Could you print every record below exactly as it appears?

──────── Records for the task ────────

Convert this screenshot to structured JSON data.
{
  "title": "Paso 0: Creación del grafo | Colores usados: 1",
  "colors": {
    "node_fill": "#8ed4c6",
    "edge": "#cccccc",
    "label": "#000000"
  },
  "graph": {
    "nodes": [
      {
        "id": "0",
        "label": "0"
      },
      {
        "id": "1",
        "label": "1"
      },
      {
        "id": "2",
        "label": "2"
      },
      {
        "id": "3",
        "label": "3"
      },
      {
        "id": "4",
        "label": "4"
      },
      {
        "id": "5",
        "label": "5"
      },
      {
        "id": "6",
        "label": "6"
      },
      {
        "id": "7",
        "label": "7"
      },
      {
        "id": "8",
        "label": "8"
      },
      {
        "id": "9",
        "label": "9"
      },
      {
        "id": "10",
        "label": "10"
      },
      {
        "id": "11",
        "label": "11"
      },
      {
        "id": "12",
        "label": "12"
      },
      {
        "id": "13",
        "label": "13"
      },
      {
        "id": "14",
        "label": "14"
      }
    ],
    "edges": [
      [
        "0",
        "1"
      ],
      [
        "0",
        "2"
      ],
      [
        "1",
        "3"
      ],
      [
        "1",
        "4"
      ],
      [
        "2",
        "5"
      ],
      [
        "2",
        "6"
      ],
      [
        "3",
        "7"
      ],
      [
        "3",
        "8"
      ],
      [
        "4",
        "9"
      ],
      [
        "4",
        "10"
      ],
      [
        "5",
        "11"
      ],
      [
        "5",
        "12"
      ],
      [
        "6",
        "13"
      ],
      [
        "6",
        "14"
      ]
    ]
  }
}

────────

§ **Final answer**:
Convert this screenshot to structured JSON data.
{
  "title": "Paso 0: Creación del grafo | Colores usados: 1",
  "colors": {
    "node_fill": "#8ed4c6",
    "edge": "#cccccc",
    "label": "#000000"
  },
  "graph": {
    "nodes": [
      {
        "id": "0",
        "label": "0"
      },
      {
        "id": "1",
        "label": "1"
      },
      {
        "id": "2",
        "label": "2"
      },
      {
        "id": "3",
        "label": "3"
      },
      {
        "id": "4",
        "label": "4"
      },
      {
        "id": "5",
        "label": "5"
      },
      {
        "id": "6",
        "label": "6"
      },
      {
        "id": "7",
        "label": "7"
      },
      {
        "id": "8",
        "label": "8"
      },
      {
        "id": "9",
        "label": "9"
      },
      {
        "id": "10",
        "label": "10"
      },
      {
        "id": "11",
        "label": "11"
      },
      {
        "id": "12",
        "label": "12"
      },
      {
        "id": "13",
        "label": "13"
      },
      {
        "id": "14",
        "label": "14"
      }
    ],
    "edges": [
      [
        "0",
        "1"
      ],
      [
        "0",
        "2"
      ],
      [
        "1",
        "3"
      ],
      [
        "1",
        "4"
      ],
      [
        "2",
        "5"
      ],
      [
        "2",
        "6"
      ],
      [
        "3",
        "7"
      ],
      [
        "3",
        "8"
      ],
      [
        "4",
        "9"
      ],
      [
        "4",
        "10"
      ],
      [
        "5",
        "11"
      ],
      [
        "5",
        "12"
      ],
      [
        "6",
        "13"
      ],
      [
        "6",
        "14"
      ]
    ]
  }
}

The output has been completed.